ARTICLE:
354/// You suspect that your tasks are slow because they're backed up in tokio's scheduling queues. For
355/// *each* of your application's [`TaskMonitor`]s you check to see [*if their associated tasks are
356/// taking longer to poll...*](#are-my-tasks-taking-longer-to-poll)
357///
358/// ### Limitations
359/// The [`TaskMetrics`] type uses [`u64`] to represent both event counters and durations (measured
360/// in nanoseconds). Consequently, event counters are accurate for ≤ [`u64::MAX`] events, and
361/// durations are accurate for ≤ [`u64::MAX`] nanoseconds.
362///
363/// The counters and durations of [`TaskMetrics`] produced by [`TaskMonitor::cumulative`] increase
364/// monotonically with each successive invocation of [`TaskMonitor::cumulative`]. Upon overflow,
365/// counters and durations wrap.

GOAL: In the TaskMetrics documentation above, what happens to the counters and durations when they overflow?

DATASET RECORDS:
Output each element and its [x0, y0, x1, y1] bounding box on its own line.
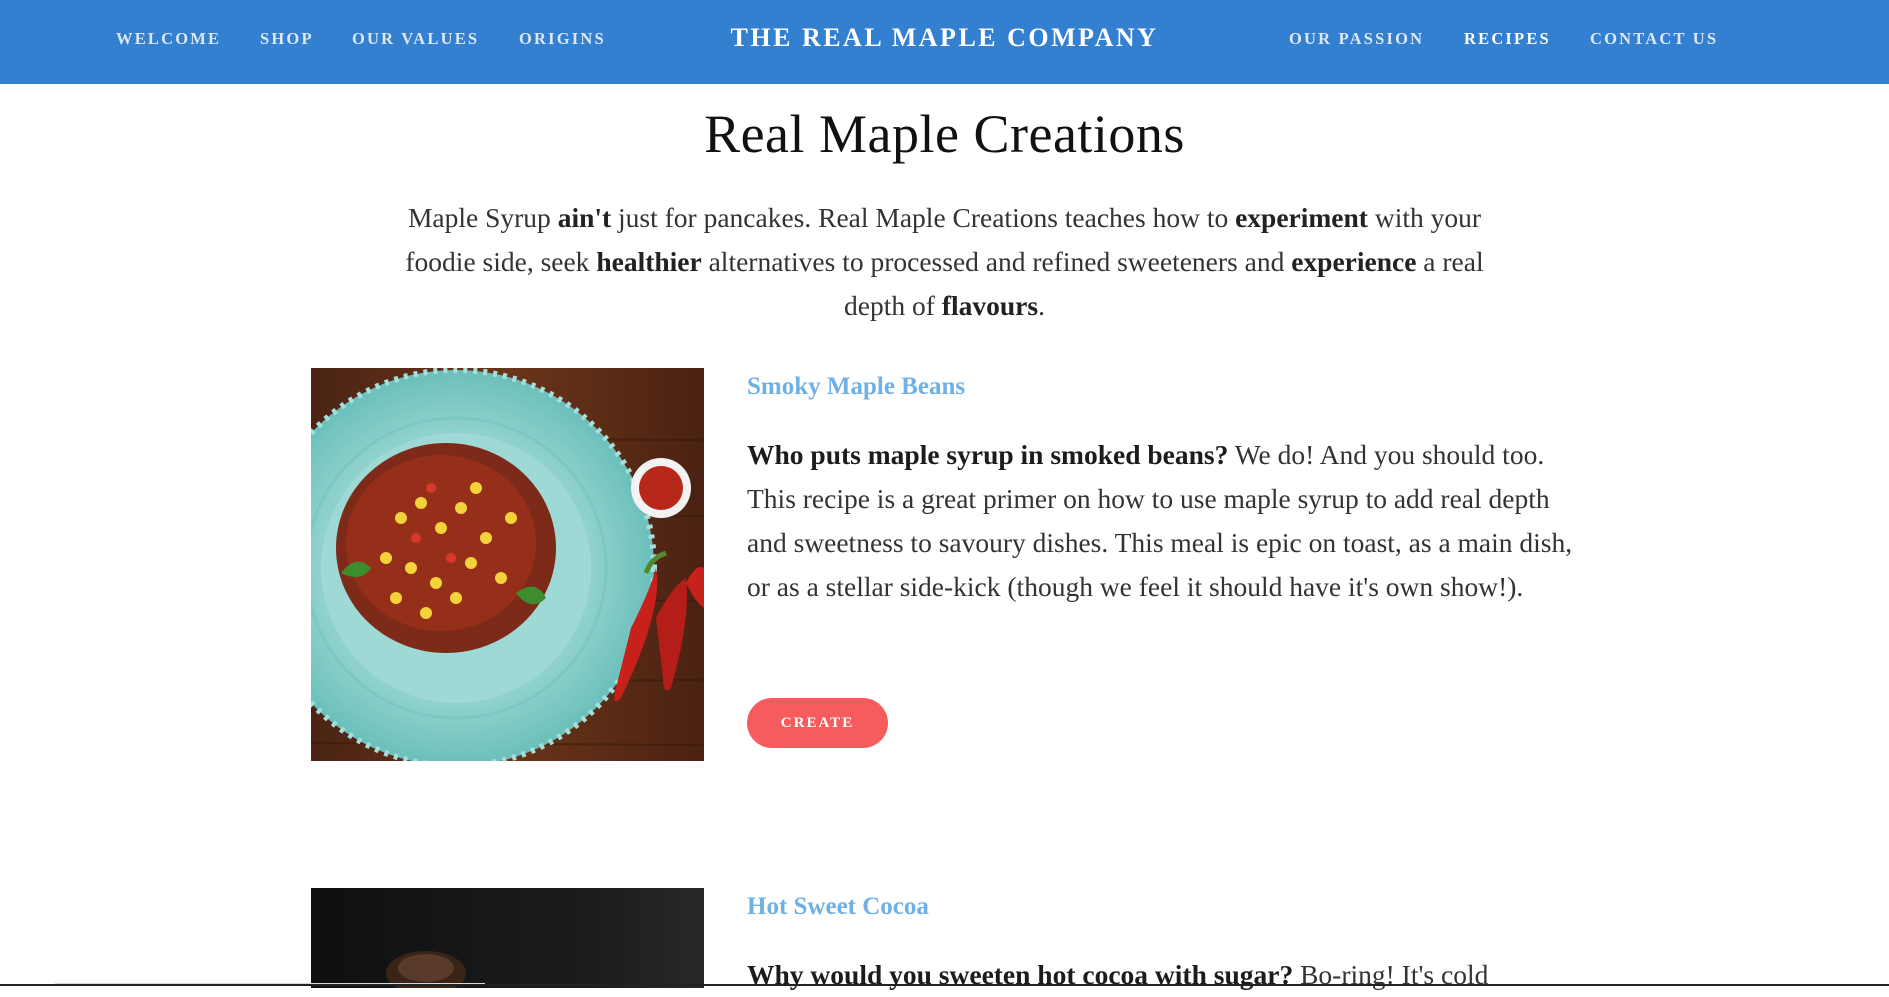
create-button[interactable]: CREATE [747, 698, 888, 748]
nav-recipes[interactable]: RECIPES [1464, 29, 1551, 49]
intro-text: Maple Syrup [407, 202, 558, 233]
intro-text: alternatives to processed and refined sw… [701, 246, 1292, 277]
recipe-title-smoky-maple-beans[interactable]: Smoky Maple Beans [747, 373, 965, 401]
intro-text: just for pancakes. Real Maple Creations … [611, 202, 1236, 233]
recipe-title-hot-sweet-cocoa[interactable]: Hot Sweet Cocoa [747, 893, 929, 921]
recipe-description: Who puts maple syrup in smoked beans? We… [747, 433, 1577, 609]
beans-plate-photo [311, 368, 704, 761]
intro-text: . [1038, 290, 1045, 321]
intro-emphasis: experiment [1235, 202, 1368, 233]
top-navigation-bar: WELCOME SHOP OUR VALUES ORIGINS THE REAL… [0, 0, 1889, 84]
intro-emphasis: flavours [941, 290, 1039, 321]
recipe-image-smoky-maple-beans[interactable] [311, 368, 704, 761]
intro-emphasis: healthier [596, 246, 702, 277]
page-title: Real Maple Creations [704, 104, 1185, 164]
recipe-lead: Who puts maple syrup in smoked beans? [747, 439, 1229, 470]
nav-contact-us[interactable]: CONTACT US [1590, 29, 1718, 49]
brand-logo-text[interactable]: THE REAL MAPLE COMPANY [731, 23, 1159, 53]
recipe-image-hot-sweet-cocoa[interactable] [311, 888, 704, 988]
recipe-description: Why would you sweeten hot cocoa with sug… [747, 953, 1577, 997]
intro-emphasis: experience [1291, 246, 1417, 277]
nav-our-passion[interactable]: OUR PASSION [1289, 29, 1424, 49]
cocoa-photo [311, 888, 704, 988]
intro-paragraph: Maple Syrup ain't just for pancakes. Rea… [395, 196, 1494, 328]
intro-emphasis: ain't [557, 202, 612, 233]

RESULT OF THE TASK: They wrap.